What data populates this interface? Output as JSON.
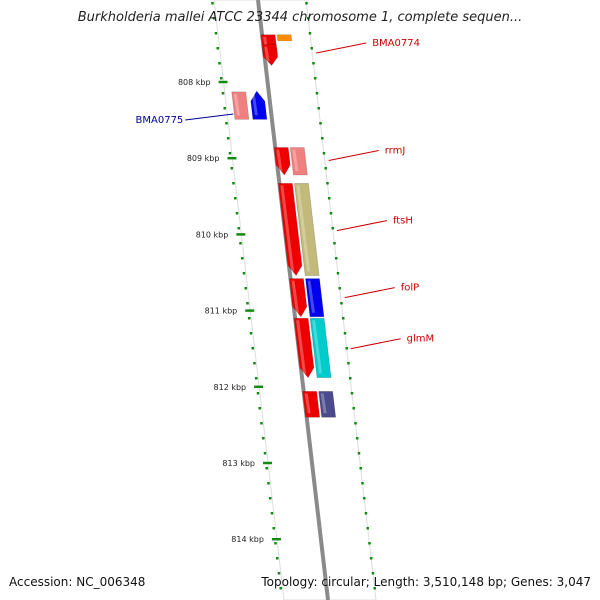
{
  "title": "Burkholderia mallei ATCC 23344 chromosome 1, complete sequen...",
  "accession": "Accession: NC_006348",
  "topology": "Topology: circular; Length: 3,510,148 bp; Genes: 3,047",
  "colors": {
    "backbone": "#8a8a8a",
    "tick": "#138a13",
    "label_forward": "#cc0000",
    "label_reverse": "#000099"
  },
  "ticks": [
    {
      "label": "808 kbp",
      "kbp": 808
    },
    {
      "label": "809 kbp",
      "kbp": 809
    },
    {
      "label": "810 kbp",
      "kbp": 810
    },
    {
      "label": "811 kbp",
      "kbp": 811
    },
    {
      "label": "812 kbp",
      "kbp": 812
    },
    {
      "label": "813 kbp",
      "kbp": 813
    },
    {
      "label": "814 kbp",
      "kbp": 814
    }
  ],
  "features": [
    {
      "name": "gene-top-red",
      "lane": "inner",
      "start": 807.38,
      "end": 807.78,
      "color": "#ee0000",
      "arrow": "down"
    },
    {
      "name": "gene-top-orange",
      "lane": "outer",
      "start": 807.38,
      "end": 807.46,
      "color": "#ff8c00",
      "arrow": "none"
    },
    {
      "name": "gene-bma0774",
      "lane": "inner",
      "start": 807.51,
      "end": 807.78,
      "color": "#ee0000",
      "arrow": "down"
    },
    {
      "name": "gene-bma0775-pink",
      "lane": "left1",
      "start": 808.13,
      "end": 808.49,
      "color": "#f08080",
      "arrow": "none"
    },
    {
      "name": "gene-bma0775-blue",
      "lane": "left2",
      "start": 808.12,
      "end": 808.49,
      "color": "#0000ee",
      "arrow": "up"
    },
    {
      "name": "gene-rrmj-red",
      "lane": "inner",
      "start": 808.86,
      "end": 809.22,
      "color": "#ee0000",
      "arrow": "down"
    },
    {
      "name": "gene-rrmj-pink",
      "lane": "outer",
      "start": 808.86,
      "end": 809.22,
      "color": "#f08080",
      "arrow": "none"
    },
    {
      "name": "gene-ftsh-red",
      "lane": "inner",
      "start": 809.33,
      "end": 810.54,
      "color": "#ee0000",
      "arrow": "down"
    },
    {
      "name": "gene-ftsh-olive",
      "lane": "outer",
      "start": 809.33,
      "end": 810.54,
      "color": "#c2b97a",
      "arrow": "none"
    },
    {
      "name": "gene-folp-red",
      "lane": "inner",
      "start": 810.58,
      "end": 811.08,
      "color": "#ee0000",
      "arrow": "down"
    },
    {
      "name": "gene-folp-blue",
      "lane": "outer",
      "start": 810.58,
      "end": 811.08,
      "color": "#0000ee",
      "arrow": "none"
    },
    {
      "name": "gene-glmm-red",
      "lane": "inner",
      "start": 811.1,
      "end": 811.88,
      "color": "#ee0000",
      "arrow": "down"
    },
    {
      "name": "gene-glmm-cyan",
      "lane": "outer",
      "start": 811.1,
      "end": 811.88,
      "color": "#00cccc",
      "arrow": "none"
    },
    {
      "name": "gene-bottom-red",
      "lane": "inner",
      "start": 812.06,
      "end": 812.4,
      "color": "#ee0000",
      "arrow": "none"
    },
    {
      "name": "gene-bottom-navy",
      "lane": "outer",
      "start": 812.06,
      "end": 812.4,
      "color": "#4a4a8c",
      "arrow": "none"
    }
  ],
  "labels": [
    {
      "text": "BMA0774",
      "side": "right",
      "kbp": 807.62,
      "color": "#cc0000"
    },
    {
      "text": "BMA0775",
      "side": "left",
      "kbp": 808.42,
      "color": "#000099"
    },
    {
      "text": "rrmJ",
      "side": "right",
      "kbp": 809.03,
      "color": "#cc0000"
    },
    {
      "text": "ftsH",
      "side": "right",
      "kbp": 809.95,
      "color": "#cc0000"
    },
    {
      "text": "folP",
      "side": "right",
      "kbp": 810.83,
      "color": "#cc0000"
    },
    {
      "text": "glmM",
      "side": "right",
      "kbp": 811.5,
      "color": "#cc0000"
    }
  ]
}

REQUIRED ACTION:
Take each line above that holds the string "text" and copy it.

SOLVED EXERCISE:
      "text": "BMA0774",
      "text": "BMA0775",
      "text": "rrmJ",
      "text": "ftsH",
      "text": "folP",
      "text": "glmM",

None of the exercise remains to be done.